- **Do this**: Restate all of the entries exactly, dropping any pictures they hold.

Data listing
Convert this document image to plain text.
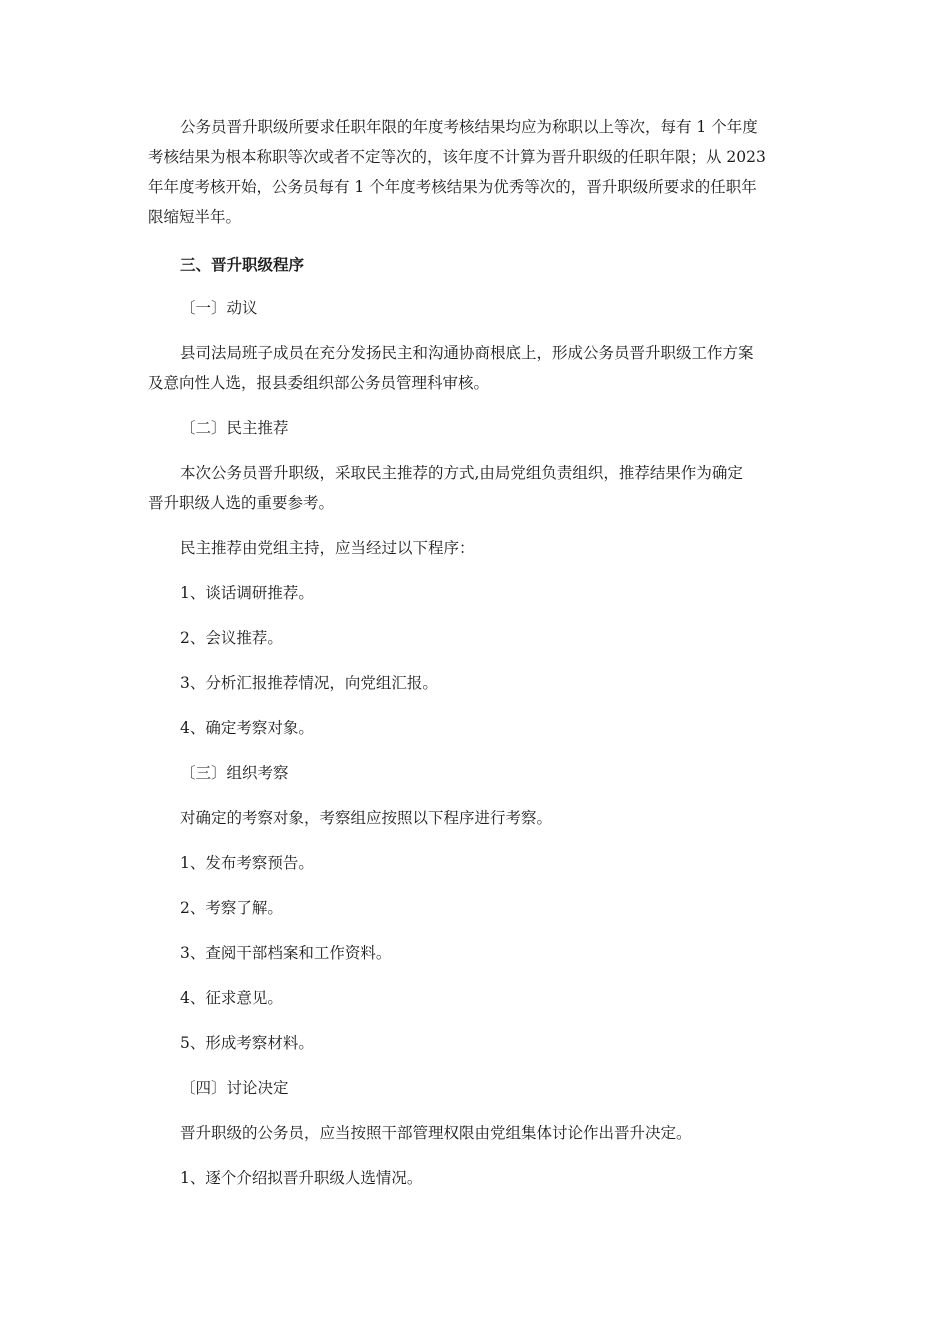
公务员晋升职级所要求任职年限的年度考核结果均应为称职以上等次，每有 1 个年度
考核结果为根本称职等次或者不定等次的，该年度不计算为晋升职级的任职年限；从 2023
年年度考核开始，公务员每有 1 个年度考核结果为优秀等次的，晋升职级所要求的任职年
限缩短半年。
三、晋升职级程序
〔一〕动议
县司法局班子成员在充分发扬民主和沟通协商根底上，形成公务员晋升职级工作方案
及意向性人选，报县委组织部公务员管理科审核。
〔二〕民主推荐
本次公务员晋升职级，采取民主推荐的方式,由局党组负责组织，推荐结果作为确定
晋升职级人选的重要参考。
民主推荐由党组主持，应当经过以下程序：
1、谈话调研推荐。
2、会议推荐。
3、分析汇报推荐情况，向党组汇报。
4、确定考察对象。
〔三〕组织考察
对确定的考察对象，考察组应按照以下程序进行考察。
1、发布考察预告。
2、考察了解。
3、查阅干部档案和工作资料。
4、征求意见。
5、形成考察材料。
〔四〕讨论决定
晋升职级的公务员，应当按照干部管理权限由党组集体讨论作出晋升决定。
1、逐个介绍拟晋升职级人选情况。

- **Written solution**:
Convert this document image to plain text.
公务员晋升职级所要求任职年限的年度考核结果均应为称职以上等次，每有 1 个年度
考核结果为根本称职等次或者不定等次的，该年度不计算为晋升职级的任职年限；从 2023
年年度考核开始，公务员每有 1 个年度考核结果为优秀等次的，晋升职级所要求的任职年
限缩短半年。
三、晋升职级程序
〔一〕动议
县司法局班子成员在充分发扬民主和沟通协商根底上，形成公务员晋升职级工作方案
及意向性人选，报县委组织部公务员管理科审核。
〔二〕民主推荐
本次公务员晋升职级，采取民主推荐的方式,由局党组负责组织，推荐结果作为确定
晋升职级人选的重要参考。
民主推荐由党组主持，应当经过以下程序：
1、谈话调研推荐。
2、会议推荐。
3、分析汇报推荐情况，向党组汇报。
4、确定考察对象。
〔三〕组织考察
对确定的考察对象，考察组应按照以下程序进行考察。
1、发布考察预告。
2、考察了解。
3、查阅干部档案和工作资料。
4、征求意见。
5、形成考察材料。
〔四〕讨论决定
晋升职级的公务员，应当按照干部管理权限由党组集体讨论作出晋升决定。
1、逐个介绍拟晋升职级人选情况。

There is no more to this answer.